>> Start Listed entries

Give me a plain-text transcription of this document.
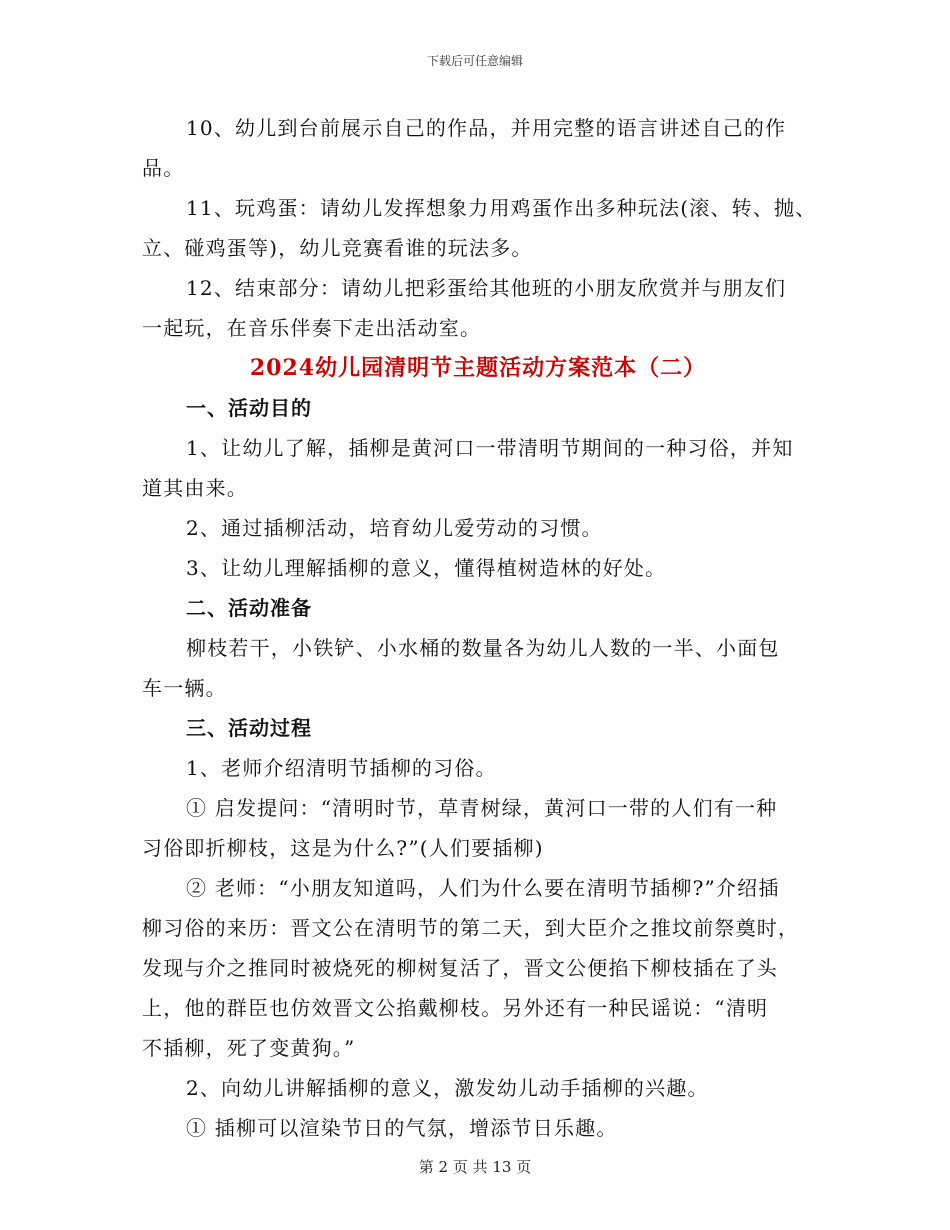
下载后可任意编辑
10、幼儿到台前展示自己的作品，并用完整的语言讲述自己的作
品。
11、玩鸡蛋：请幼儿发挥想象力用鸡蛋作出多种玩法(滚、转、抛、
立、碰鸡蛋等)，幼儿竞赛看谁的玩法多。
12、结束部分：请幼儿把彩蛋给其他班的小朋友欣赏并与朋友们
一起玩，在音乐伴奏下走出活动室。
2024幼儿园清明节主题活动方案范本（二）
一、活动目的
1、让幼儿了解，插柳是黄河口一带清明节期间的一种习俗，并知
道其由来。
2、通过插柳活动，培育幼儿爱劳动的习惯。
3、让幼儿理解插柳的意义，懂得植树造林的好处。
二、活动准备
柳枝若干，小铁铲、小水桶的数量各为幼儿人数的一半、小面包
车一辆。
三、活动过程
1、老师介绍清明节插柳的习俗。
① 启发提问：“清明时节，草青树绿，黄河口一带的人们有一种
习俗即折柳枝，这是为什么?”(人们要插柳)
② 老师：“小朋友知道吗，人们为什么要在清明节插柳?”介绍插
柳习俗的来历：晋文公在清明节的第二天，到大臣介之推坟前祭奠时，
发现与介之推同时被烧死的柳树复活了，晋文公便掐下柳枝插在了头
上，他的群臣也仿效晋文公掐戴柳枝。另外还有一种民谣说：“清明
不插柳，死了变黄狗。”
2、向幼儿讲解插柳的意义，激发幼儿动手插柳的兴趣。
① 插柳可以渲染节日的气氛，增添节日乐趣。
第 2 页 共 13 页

>> End Listed entries

What is asked:
Reproduce every line of the material precisely, omitting its pictures.

Problem solution:
Give me a plain-text transcription of this document.
下载后可任意编辑
10、幼儿到台前展示自己的作品，并用完整的语言讲述自己的作
品。
11、玩鸡蛋：请幼儿发挥想象力用鸡蛋作出多种玩法(滚、转、抛、
立、碰鸡蛋等)，幼儿竞赛看谁的玩法多。
12、结束部分：请幼儿把彩蛋给其他班的小朋友欣赏并与朋友们
一起玩，在音乐伴奏下走出活动室。
2024幼儿园清明节主题活动方案范本（二）
一、活动目的
1、让幼儿了解，插柳是黄河口一带清明节期间的一种习俗，并知
道其由来。
2、通过插柳活动，培育幼儿爱劳动的习惯。
3、让幼儿理解插柳的意义，懂得植树造林的好处。
二、活动准备
柳枝若干，小铁铲、小水桶的数量各为幼儿人数的一半、小面包
车一辆。
三、活动过程
1、老师介绍清明节插柳的习俗。
① 启发提问：“清明时节，草青树绿，黄河口一带的人们有一种
习俗即折柳枝，这是为什么?”(人们要插柳)
② 老师：“小朋友知道吗，人们为什么要在清明节插柳?”介绍插
柳习俗的来历：晋文公在清明节的第二天，到大臣介之推坟前祭奠时，
发现与介之推同时被烧死的柳树复活了，晋文公便掐下柳枝插在了头
上，他的群臣也仿效晋文公掐戴柳枝。另外还有一种民谣说：“清明
不插柳，死了变黄狗。”
2、向幼儿讲解插柳的意义，激发幼儿动手插柳的兴趣。
① 插柳可以渲染节日的气氛，增添节日乐趣。
第 2 页 共 13 页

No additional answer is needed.